→ TASK STATEMENT: Copy each line that contains the string "color".

-- START OF STORED ROWS --

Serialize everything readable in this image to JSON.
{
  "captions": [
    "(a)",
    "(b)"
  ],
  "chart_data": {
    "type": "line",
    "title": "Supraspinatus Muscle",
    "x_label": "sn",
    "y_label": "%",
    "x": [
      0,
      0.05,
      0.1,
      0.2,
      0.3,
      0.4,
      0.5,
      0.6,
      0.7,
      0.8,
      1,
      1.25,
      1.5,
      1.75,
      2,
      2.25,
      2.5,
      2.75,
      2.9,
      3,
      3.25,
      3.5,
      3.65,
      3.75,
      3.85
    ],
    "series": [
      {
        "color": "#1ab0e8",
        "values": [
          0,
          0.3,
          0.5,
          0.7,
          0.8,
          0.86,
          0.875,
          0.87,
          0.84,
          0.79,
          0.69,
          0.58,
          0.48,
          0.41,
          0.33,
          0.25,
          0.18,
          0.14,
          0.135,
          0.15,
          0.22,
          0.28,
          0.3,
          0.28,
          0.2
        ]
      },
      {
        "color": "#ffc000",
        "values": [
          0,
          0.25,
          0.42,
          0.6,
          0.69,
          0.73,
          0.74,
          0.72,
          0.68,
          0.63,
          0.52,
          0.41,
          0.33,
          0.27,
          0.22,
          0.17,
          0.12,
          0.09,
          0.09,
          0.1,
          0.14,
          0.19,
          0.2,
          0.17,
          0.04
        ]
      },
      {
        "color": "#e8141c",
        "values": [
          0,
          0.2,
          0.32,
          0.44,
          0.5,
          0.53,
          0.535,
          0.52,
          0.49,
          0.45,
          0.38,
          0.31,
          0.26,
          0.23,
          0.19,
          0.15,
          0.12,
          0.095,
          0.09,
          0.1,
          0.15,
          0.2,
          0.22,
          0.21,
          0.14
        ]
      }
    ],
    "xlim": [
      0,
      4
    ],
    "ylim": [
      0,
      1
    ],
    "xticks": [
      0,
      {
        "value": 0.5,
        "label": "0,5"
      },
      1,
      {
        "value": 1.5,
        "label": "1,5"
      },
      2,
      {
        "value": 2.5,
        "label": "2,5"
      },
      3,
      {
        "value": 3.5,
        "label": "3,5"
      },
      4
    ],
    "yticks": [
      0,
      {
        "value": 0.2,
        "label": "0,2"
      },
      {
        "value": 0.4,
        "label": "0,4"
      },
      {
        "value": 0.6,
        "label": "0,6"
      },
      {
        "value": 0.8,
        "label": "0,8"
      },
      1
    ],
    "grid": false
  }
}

-- END OF STORED ROWS --

→ EXERCISE RESULT:
        "color": "#1ab0e8",
        "color": "#ffc000",
        "color": "#e8141c",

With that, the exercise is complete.